[Dataset excerpt]
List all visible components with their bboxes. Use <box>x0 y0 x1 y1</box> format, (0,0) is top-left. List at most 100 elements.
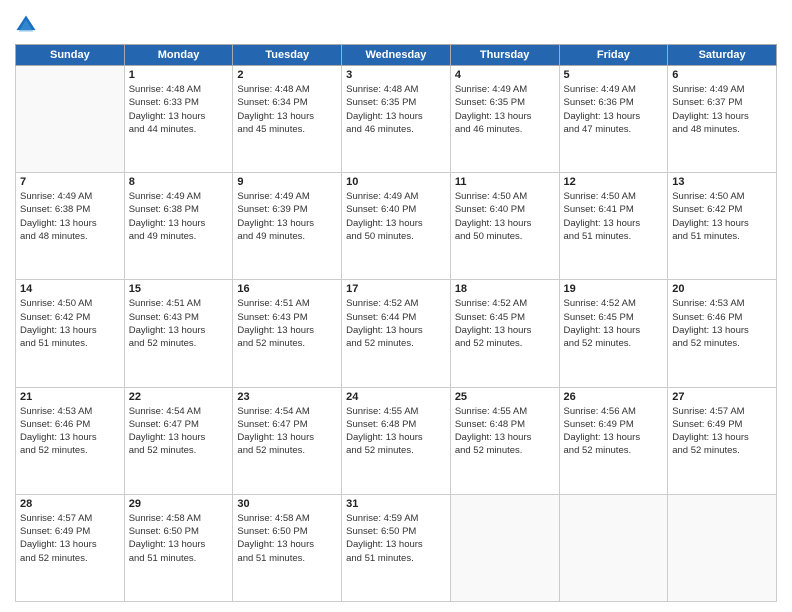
day-info: Sunrise: 4:57 AMSunset: 6:49 PMDaylight:… <box>20 512 120 565</box>
day-number: 21 <box>20 391 120 403</box>
day-info: Sunrise: 4:51 AMSunset: 6:43 PMDaylight:… <box>129 297 229 350</box>
calendar-cell: 31Sunrise: 4:59 AMSunset: 6:50 PMDayligh… <box>342 494 451 601</box>
day-number: 26 <box>564 391 664 403</box>
calendar-cell: 25 Sunrise: 4:55 AMSunset: 6:48 PMDayligh… <box>450 387 559 494</box>
day-info: Sunrise: 4:53 AMSunset: 6:46 PMDaylight:… <box>20 405 120 458</box>
logo-icon <box>15 14 37 36</box>
calendar-cell: 24 Sunrise: 4:55 AMSunset: 6:48 PMDayligh… <box>342 387 451 494</box>
day-number: 8 <box>129 176 229 188</box>
day-of-week-header: Friday <box>559 45 668 66</box>
day-info: Sunrise: 4:55 AMSunset: 6:48 PMDaylight:… <box>455 405 555 458</box>
day-number: 16 <box>237 283 337 295</box>
day-of-week-header: Saturday <box>668 45 777 66</box>
day-info: Sunrise: 4:49 AMSunset: 6:36 PMDaylight:… <box>564 83 664 136</box>
day-of-week-header: Monday <box>124 45 233 66</box>
day-info: Sunrise: 4:50 AMSunset: 6:40 PMDaylight:… <box>455 190 555 243</box>
day-info: Sunrise: 4:58 AMSunset: 6:50 PMDaylight:… <box>129 512 229 565</box>
calendar-cell <box>16 66 125 173</box>
day-number: 19 <box>564 283 664 295</box>
calendar-cell: 19 Sunrise: 4:52 AMSunset: 6:45 PMDayligh… <box>559 280 668 387</box>
day-number: 13 <box>672 176 772 188</box>
day-number: 18 <box>455 283 555 295</box>
day-info: Sunrise: 4:49 AMSunset: 6:38 PMDaylight:… <box>20 190 120 243</box>
day-info: Sunrise: 4:56 AMSunset: 6:49 PMDaylight:… <box>564 405 664 458</box>
day-number: 12 <box>564 176 664 188</box>
day-number: 14 <box>20 283 120 295</box>
day-number: 22 <box>129 391 229 403</box>
day-info: Sunrise: 4:48 AMSunset: 6:34 PMDaylight:… <box>237 83 337 136</box>
day-of-week-header: Tuesday <box>233 45 342 66</box>
day-info: Sunrise: 4:49 AMSunset: 6:35 PMDaylight:… <box>455 83 555 136</box>
day-info: Sunrise: 4:58 AMSunset: 6:50 PMDaylight:… <box>237 512 337 565</box>
calendar-cell: 21 Sunrise: 4:53 AMSunset: 6:46 PMDayligh… <box>16 387 125 494</box>
calendar-cell: 8 Sunrise: 4:49 AMSunset: 6:38 PMDaylight… <box>124 173 233 280</box>
day-number: 23 <box>237 391 337 403</box>
day-number: 3 <box>346 69 446 81</box>
day-of-week-header: Wednesday <box>342 45 451 66</box>
day-info: Sunrise: 4:54 AMSunset: 6:47 PMDaylight:… <box>237 405 337 458</box>
day-info: Sunrise: 4:48 AMSunset: 6:33 PMDaylight:… <box>129 83 229 136</box>
calendar-cell: 11 Sunrise: 4:50 AMSunset: 6:40 PMDayligh… <box>450 173 559 280</box>
day-info: Sunrise: 4:49 AMSunset: 6:37 PMDaylight:… <box>672 83 772 136</box>
calendar-cell: 14Sunrise: 4:50 AMSunset: 6:42 PMDayligh… <box>16 280 125 387</box>
calendar-cell <box>450 494 559 601</box>
day-number: 28 <box>20 498 120 510</box>
day-number: 11 <box>455 176 555 188</box>
day-number: 5 <box>564 69 664 81</box>
day-info: Sunrise: 4:53 AMSunset: 6:46 PMDaylight:… <box>672 297 772 350</box>
day-number: 7 <box>20 176 120 188</box>
day-number: 30 <box>237 498 337 510</box>
day-info: Sunrise: 4:51 AMSunset: 6:43 PMDaylight:… <box>237 297 337 350</box>
calendar-cell: 4 Sunrise: 4:49 AMSunset: 6:35 PMDaylight… <box>450 66 559 173</box>
day-number: 15 <box>129 283 229 295</box>
calendar-cell: 15 Sunrise: 4:51 AMSunset: 6:43 PMDayligh… <box>124 280 233 387</box>
calendar-cell: 26 Sunrise: 4:56 AMSunset: 6:49 PMDayligh… <box>559 387 668 494</box>
calendar-cell: 2 Sunrise: 4:48 AMSunset: 6:34 PMDaylight… <box>233 66 342 173</box>
page-header <box>15 10 777 36</box>
day-info: Sunrise: 4:52 AMSunset: 6:45 PMDaylight:… <box>455 297 555 350</box>
day-of-week-header: Sunday <box>16 45 125 66</box>
calendar-cell: 18 Sunrise: 4:52 AMSunset: 6:45 PMDayligh… <box>450 280 559 387</box>
day-info: Sunrise: 4:48 AMSunset: 6:35 PMDaylight:… <box>346 83 446 136</box>
calendar-cell: 30 Sunrise: 4:58 AMSunset: 6:50 PMDayligh… <box>233 494 342 601</box>
calendar-cell: 28 Sunrise: 4:57 AMSunset: 6:49 PMDayligh… <box>16 494 125 601</box>
day-info: Sunrise: 4:50 AMSunset: 6:42 PMDaylight:… <box>672 190 772 243</box>
calendar-cell: 20 Sunrise: 4:53 AMSunset: 6:46 PMDayligh… <box>668 280 777 387</box>
calendar-cell: 10Sunrise: 4:49 AMSunset: 6:40 PMDayligh… <box>342 173 451 280</box>
calendar-cell: 27 Sunrise: 4:57 AMSunset: 6:49 PMDayligh… <box>668 387 777 494</box>
day-number: 2 <box>237 69 337 81</box>
day-info: Sunrise: 4:49 AMSunset: 6:40 PMDaylight:… <box>346 190 446 243</box>
day-number: 4 <box>455 69 555 81</box>
day-number: 25 <box>455 391 555 403</box>
calendar-cell: 5 Sunrise: 4:49 AMSunset: 6:36 PMDaylight… <box>559 66 668 173</box>
calendar-cell: 23 Sunrise: 4:54 AMSunset: 6:47 PMDayligh… <box>233 387 342 494</box>
day-info: Sunrise: 4:59 AMSunset: 6:50 PMDaylight:… <box>346 512 446 565</box>
calendar-cell: 13 Sunrise: 4:50 AMSunset: 6:42 PMDayligh… <box>668 173 777 280</box>
calendar-cell: 29 Sunrise: 4:58 AMSunset: 6:50 PMDayligh… <box>124 494 233 601</box>
day-info: Sunrise: 4:52 AMSunset: 6:45 PMDaylight:… <box>564 297 664 350</box>
day-number: 9 <box>237 176 337 188</box>
day-number: 20 <box>672 283 772 295</box>
day-number: 17 <box>346 283 446 295</box>
day-info: Sunrise: 4:49 AMSunset: 6:38 PMDaylight:… <box>129 190 229 243</box>
day-info: Sunrise: 4:50 AMSunset: 6:41 PMDaylight:… <box>564 190 664 243</box>
calendar-cell: 17 Sunrise: 4:52 AMSunset: 6:44 PMDayligh… <box>342 280 451 387</box>
day-info: Sunrise: 4:49 AMSunset: 6:39 PMDaylight:… <box>237 190 337 243</box>
calendar-cell: 1 Sunrise: 4:48 AMSunset: 6:33 PMDaylight… <box>124 66 233 173</box>
day-number: 29 <box>129 498 229 510</box>
day-info: Sunrise: 4:55 AMSunset: 6:48 PMDaylight:… <box>346 405 446 458</box>
calendar-cell: 12 Sunrise: 4:50 AMSunset: 6:41 PMDayligh… <box>559 173 668 280</box>
calendar-cell: 7 Sunrise: 4:49 AMSunset: 6:38 PMDaylight… <box>16 173 125 280</box>
calendar-cell: 16 Sunrise: 4:51 AMSunset: 6:43 PMDayligh… <box>233 280 342 387</box>
calendar-cell: 9 Sunrise: 4:49 AMSunset: 6:39 PMDaylight… <box>233 173 342 280</box>
day-info: Sunrise: 4:57 AMSunset: 6:49 PMDaylight:… <box>672 405 772 458</box>
day-number: 1 <box>129 69 229 81</box>
day-info: Sunrise: 4:52 AMSunset: 6:44 PMDaylight:… <box>346 297 446 350</box>
day-number: 27 <box>672 391 772 403</box>
day-number: 6 <box>672 69 772 81</box>
day-info: Sunrise: 4:54 AMSunset: 6:47 PMDaylight:… <box>129 405 229 458</box>
calendar-cell: 6 Sunrise: 4:49 AMSunset: 6:37 PMDaylight… <box>668 66 777 173</box>
calendar-cell: 3 Sunrise: 4:48 AMSunset: 6:35 PMDaylight… <box>342 66 451 173</box>
calendar-cell <box>668 494 777 601</box>
day-number: 24 <box>346 391 446 403</box>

** EXERCISE DIRECTIONS **
Repeat the lines of the listing above, starting at the line that has "day-info: Sunrise: 4:57 AMSunset: 6:49 PMDaylight:… <box>20" and stopping after the line that has "calendar-cell: 25 Sunrise: 4:55".

** PROBLEM SOLUTION **
day-info: Sunrise: 4:57 AMSunset: 6:49 PMDaylight:… <box>20 512 120 565</box>
day-number: 21 <box>20 391 120 403</box>
day-info: Sunrise: 4:51 AMSunset: 6:43 PMDaylight:… <box>129 297 229 350</box>
calendar-cell: 31Sunrise: 4:59 AMSunset: 6:50 PMDayligh… <box>342 494 451 601</box>
day-number: 26 <box>564 391 664 403</box>
calendar-cell: 25 Sunrise: 4:55 AMSunset: 6:48 PMDayligh… <box>450 387 559 494</box>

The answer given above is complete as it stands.